What the task asks:
Extract the lines that carry the string "page" from the listing.

Material:
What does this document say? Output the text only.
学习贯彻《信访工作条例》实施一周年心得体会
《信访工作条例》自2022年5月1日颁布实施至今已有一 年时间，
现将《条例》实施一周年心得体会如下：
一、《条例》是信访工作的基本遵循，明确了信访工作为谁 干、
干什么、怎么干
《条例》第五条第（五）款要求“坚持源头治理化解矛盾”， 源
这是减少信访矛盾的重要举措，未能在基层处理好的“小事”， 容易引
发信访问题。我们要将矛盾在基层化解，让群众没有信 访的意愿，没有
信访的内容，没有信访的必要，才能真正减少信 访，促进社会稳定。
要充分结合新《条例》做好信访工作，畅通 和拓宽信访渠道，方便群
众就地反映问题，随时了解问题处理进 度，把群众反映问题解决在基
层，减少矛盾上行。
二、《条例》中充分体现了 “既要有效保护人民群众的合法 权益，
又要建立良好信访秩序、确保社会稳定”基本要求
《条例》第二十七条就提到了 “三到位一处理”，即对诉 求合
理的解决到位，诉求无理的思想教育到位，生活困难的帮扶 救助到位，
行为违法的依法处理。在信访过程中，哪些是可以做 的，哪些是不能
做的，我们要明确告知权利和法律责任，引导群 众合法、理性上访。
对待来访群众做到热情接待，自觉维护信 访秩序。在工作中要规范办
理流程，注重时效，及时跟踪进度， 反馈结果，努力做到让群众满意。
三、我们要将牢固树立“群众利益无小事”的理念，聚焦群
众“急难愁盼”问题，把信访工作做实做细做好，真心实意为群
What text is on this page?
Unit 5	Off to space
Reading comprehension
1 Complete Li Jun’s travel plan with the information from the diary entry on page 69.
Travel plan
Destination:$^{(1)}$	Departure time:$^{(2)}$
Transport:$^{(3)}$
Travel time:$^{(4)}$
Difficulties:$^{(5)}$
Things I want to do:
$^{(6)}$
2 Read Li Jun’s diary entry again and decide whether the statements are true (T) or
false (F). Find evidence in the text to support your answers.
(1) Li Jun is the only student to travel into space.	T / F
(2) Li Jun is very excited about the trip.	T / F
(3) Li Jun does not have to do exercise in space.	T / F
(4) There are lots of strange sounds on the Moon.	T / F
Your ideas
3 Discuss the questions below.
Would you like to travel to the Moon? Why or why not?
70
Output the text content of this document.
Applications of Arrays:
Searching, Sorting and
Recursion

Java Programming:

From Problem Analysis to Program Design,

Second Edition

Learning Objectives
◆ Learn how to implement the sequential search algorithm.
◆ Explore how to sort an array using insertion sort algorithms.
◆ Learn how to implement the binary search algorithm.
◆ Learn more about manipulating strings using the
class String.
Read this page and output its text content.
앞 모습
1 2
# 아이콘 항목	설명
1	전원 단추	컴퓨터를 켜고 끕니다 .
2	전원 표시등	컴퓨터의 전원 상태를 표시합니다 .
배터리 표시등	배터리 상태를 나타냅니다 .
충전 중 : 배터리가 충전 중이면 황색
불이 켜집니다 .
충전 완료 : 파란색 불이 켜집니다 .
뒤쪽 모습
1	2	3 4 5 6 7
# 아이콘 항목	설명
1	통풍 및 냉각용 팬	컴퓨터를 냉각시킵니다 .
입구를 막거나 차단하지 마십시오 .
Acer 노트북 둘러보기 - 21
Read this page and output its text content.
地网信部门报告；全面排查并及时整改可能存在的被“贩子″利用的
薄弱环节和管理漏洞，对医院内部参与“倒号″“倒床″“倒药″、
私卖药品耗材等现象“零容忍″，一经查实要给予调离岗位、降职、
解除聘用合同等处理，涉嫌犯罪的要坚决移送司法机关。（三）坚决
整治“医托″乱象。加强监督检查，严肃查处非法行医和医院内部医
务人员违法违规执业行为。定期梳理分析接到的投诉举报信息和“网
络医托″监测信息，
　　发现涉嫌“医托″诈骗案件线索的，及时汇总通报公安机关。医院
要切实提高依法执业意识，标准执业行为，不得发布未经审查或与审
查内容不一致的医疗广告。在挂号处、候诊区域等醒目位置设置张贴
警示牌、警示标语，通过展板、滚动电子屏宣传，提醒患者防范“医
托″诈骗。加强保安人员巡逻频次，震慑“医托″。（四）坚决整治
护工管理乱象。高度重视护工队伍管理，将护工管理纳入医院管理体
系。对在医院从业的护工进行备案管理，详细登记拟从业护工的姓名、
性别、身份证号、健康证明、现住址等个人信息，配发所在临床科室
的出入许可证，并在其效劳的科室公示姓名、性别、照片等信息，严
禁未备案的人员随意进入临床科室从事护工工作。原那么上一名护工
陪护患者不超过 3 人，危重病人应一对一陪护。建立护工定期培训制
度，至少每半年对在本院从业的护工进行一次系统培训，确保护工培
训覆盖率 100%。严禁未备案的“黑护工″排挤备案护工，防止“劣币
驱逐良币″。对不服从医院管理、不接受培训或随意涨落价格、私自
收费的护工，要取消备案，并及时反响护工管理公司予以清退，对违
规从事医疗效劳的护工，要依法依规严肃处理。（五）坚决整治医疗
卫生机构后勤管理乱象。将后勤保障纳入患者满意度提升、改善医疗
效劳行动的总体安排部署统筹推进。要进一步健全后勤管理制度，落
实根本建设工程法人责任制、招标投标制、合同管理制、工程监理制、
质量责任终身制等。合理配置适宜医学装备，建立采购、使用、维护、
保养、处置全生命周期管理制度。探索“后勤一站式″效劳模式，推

Full answer:
What text is on this page?
1 Complete Li Jun’s travel plan with the information from the diary entry on page 69.
Read this page and output its text content.
Read this page and output its text content.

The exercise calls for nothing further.